-- START OF Dataset entries --

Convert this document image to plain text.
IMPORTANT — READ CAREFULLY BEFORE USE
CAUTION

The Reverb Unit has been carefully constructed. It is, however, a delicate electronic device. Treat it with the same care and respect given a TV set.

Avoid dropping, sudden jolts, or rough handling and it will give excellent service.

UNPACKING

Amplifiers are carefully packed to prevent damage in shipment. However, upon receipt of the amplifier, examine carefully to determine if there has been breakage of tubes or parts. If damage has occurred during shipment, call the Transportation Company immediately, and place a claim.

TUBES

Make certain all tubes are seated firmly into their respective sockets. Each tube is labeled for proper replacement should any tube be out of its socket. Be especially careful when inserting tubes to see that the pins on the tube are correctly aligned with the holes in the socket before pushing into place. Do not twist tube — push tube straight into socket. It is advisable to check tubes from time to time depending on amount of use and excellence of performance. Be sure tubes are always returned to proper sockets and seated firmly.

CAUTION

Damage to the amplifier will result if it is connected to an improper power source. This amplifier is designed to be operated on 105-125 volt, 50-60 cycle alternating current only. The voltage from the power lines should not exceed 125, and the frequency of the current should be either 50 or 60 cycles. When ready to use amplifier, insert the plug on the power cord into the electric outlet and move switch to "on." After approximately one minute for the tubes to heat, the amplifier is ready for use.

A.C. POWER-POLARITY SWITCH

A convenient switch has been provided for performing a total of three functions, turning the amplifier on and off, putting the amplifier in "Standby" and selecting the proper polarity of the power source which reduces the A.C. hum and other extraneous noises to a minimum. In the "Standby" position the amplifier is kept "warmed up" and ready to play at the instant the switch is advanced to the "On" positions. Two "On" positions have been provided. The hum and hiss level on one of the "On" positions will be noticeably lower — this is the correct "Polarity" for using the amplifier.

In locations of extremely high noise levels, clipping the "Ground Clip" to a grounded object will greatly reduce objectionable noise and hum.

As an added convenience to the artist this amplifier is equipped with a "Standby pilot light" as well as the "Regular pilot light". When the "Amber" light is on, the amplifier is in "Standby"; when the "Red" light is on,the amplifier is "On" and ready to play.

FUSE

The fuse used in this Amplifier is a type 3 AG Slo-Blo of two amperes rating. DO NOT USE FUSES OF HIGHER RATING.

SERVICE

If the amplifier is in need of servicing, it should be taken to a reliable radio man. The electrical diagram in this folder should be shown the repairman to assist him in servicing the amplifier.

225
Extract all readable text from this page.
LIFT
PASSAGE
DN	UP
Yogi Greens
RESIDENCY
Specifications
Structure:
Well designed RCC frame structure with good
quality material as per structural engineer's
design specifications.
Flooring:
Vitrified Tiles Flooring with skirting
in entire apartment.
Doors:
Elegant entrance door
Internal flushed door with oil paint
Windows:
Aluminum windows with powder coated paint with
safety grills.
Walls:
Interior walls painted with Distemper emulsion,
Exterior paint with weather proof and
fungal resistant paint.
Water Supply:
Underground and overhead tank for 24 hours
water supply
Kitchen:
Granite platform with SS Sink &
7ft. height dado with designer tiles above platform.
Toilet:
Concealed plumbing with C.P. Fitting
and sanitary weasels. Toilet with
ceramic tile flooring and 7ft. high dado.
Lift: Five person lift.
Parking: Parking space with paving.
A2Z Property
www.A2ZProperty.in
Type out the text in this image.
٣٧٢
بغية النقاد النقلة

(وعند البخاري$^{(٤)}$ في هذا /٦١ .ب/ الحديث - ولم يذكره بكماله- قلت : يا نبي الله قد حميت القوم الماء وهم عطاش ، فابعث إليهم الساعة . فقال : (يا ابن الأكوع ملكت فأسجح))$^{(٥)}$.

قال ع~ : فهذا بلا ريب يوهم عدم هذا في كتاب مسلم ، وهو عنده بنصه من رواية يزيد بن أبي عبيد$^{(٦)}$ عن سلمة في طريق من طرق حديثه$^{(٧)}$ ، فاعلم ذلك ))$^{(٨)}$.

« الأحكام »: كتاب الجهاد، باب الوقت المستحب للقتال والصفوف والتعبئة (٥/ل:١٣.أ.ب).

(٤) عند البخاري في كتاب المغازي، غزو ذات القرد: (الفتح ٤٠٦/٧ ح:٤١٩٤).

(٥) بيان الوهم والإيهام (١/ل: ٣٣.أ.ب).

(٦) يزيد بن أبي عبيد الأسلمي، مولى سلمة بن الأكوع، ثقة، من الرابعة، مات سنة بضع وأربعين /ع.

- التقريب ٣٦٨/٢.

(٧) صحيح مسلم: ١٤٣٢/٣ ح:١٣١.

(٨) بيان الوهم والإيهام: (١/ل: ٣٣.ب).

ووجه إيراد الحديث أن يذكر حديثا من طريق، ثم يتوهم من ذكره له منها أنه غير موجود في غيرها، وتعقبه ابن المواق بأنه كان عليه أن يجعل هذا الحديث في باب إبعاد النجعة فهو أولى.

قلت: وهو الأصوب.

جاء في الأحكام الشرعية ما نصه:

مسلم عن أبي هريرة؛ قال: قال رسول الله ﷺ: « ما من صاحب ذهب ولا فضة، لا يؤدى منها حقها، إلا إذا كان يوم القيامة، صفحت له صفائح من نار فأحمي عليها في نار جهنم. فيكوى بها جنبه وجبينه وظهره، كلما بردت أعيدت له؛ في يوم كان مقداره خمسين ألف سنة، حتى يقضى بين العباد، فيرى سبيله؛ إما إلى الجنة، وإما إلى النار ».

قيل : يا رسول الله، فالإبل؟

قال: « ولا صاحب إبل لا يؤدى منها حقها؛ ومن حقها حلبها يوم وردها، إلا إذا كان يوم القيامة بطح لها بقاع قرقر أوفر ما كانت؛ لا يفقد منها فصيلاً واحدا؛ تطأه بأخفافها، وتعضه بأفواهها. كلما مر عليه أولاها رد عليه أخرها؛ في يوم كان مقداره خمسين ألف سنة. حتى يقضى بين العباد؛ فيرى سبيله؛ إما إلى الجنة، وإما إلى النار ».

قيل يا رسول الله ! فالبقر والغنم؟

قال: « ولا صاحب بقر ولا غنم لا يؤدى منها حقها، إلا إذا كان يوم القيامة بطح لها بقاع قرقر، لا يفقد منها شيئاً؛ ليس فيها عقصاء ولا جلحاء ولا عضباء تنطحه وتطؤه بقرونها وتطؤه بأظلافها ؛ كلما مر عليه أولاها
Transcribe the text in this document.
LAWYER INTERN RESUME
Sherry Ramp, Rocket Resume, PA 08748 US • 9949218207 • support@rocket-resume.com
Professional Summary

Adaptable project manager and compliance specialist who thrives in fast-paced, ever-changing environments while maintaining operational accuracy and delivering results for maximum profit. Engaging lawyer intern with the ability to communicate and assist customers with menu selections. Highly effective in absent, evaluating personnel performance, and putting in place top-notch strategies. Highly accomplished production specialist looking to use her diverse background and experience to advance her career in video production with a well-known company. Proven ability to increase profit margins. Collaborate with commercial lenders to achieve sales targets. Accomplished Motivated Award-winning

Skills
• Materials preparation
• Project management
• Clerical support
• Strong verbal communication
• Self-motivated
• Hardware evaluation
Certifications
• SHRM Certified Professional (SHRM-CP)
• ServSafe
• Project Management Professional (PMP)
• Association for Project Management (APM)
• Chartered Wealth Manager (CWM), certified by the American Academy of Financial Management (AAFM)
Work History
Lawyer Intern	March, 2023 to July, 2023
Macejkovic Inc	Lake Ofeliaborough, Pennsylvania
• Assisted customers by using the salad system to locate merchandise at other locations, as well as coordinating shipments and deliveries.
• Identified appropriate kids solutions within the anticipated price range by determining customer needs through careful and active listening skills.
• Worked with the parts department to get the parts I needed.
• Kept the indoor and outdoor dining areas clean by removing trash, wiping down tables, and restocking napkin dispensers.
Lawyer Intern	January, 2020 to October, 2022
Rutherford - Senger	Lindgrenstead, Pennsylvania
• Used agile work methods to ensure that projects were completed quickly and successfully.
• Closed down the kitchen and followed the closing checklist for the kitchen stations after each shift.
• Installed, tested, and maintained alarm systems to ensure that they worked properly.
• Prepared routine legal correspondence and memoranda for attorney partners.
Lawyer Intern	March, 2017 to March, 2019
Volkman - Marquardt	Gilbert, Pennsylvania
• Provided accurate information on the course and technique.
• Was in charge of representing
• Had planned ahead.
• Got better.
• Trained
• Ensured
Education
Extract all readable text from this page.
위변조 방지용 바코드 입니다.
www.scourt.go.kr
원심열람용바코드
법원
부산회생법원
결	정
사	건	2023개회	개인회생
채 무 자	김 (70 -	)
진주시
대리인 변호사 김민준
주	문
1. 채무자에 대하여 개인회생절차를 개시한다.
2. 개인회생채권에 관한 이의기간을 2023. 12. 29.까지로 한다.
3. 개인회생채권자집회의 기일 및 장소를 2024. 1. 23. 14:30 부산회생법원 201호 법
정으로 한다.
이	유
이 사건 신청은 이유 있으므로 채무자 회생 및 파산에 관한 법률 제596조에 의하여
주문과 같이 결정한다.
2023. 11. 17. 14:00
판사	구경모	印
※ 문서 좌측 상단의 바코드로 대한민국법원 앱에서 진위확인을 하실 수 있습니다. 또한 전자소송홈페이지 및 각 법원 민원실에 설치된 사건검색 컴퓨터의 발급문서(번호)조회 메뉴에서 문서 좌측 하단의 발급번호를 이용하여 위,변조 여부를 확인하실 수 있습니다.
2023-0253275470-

-- END OF Dataset entries --

Extract each line holding the string "down".

## Solution to this exercise
• Kept the indoor and outdoor dining areas clean by removing trash, wiping down tables, and restocking napkin dispensers.
• Closed down the kitchen and followed the closing checklist for the kitchen stations after each shift.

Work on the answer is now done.